**** Recorded data
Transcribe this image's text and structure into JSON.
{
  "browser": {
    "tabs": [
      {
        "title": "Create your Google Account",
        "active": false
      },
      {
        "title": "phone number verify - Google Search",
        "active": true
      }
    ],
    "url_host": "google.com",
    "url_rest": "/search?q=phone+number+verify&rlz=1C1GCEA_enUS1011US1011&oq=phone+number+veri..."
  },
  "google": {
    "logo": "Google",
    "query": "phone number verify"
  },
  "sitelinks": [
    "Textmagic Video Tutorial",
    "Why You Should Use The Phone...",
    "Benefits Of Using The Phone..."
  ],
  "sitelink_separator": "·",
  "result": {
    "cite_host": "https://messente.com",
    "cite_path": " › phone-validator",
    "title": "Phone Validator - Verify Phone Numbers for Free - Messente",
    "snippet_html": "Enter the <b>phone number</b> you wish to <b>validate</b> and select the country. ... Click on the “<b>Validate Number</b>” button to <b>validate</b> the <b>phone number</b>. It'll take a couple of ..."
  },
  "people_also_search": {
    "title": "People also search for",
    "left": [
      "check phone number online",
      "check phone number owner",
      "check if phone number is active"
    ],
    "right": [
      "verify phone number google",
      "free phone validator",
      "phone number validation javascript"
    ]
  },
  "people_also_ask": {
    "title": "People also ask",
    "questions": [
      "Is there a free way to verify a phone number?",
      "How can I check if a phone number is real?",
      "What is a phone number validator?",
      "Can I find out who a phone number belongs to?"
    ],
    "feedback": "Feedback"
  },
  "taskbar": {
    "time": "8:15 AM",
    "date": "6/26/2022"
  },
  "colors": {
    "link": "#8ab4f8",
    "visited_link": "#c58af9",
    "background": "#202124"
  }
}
********
**** Recorded data
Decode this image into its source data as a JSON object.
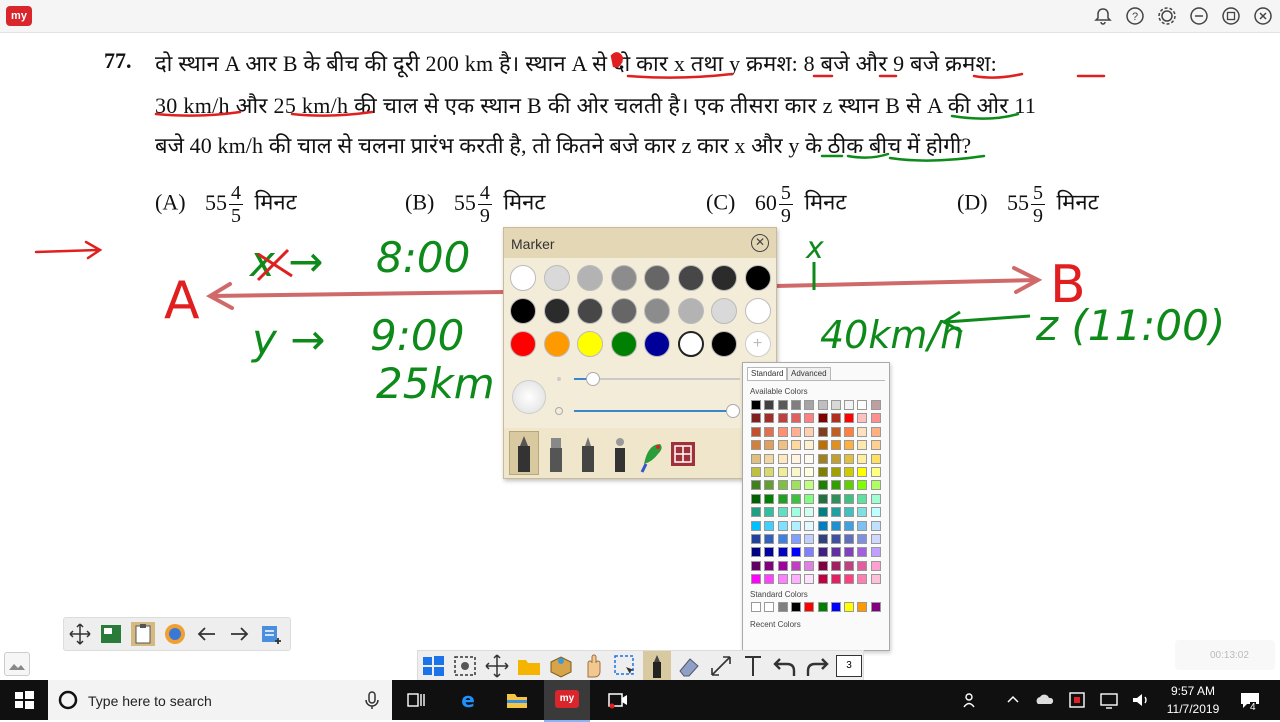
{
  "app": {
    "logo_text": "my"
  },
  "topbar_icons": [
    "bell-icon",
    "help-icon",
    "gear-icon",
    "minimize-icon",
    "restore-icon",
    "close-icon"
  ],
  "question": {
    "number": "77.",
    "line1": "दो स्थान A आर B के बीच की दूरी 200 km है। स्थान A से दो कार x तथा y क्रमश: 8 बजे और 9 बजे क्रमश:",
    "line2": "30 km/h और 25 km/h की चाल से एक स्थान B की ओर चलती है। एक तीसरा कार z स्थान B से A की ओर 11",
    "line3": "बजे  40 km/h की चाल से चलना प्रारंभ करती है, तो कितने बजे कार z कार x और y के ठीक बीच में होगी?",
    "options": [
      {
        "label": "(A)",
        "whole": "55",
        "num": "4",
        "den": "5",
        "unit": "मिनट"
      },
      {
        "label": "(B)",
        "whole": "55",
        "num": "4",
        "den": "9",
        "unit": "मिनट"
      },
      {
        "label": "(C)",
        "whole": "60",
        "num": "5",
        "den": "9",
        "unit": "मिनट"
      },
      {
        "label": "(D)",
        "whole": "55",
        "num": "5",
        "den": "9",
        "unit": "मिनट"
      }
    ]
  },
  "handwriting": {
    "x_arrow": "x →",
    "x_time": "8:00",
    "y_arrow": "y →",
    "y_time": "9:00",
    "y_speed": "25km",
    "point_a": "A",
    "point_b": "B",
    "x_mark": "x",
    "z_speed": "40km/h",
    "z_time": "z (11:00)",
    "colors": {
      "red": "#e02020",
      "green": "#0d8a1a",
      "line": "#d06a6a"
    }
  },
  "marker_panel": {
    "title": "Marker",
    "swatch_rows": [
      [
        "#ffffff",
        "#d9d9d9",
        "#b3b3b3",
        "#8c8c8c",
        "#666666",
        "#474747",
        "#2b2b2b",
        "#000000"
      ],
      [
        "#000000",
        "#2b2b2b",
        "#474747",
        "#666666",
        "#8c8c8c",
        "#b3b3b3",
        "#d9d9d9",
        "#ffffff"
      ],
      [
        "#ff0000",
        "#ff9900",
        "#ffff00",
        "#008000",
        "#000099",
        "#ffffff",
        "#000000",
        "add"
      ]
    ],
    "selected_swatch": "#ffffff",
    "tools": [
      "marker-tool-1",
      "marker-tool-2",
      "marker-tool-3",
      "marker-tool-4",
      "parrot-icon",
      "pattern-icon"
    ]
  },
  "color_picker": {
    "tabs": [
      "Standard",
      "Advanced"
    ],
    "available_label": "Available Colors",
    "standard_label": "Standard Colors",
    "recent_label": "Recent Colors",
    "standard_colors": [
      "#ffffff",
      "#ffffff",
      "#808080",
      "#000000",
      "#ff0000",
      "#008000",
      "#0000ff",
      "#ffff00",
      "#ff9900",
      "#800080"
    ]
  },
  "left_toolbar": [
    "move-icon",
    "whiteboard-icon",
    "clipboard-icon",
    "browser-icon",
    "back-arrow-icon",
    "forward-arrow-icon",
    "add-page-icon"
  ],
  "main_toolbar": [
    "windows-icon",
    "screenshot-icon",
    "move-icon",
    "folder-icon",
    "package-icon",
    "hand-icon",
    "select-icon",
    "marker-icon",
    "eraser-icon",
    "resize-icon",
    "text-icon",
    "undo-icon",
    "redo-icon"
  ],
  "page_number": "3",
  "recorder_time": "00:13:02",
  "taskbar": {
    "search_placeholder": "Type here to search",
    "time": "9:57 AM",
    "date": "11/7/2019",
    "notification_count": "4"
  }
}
********
# What you need to do
Reply with nothing but the number of lines in the data above that contain "into".

# Reply
2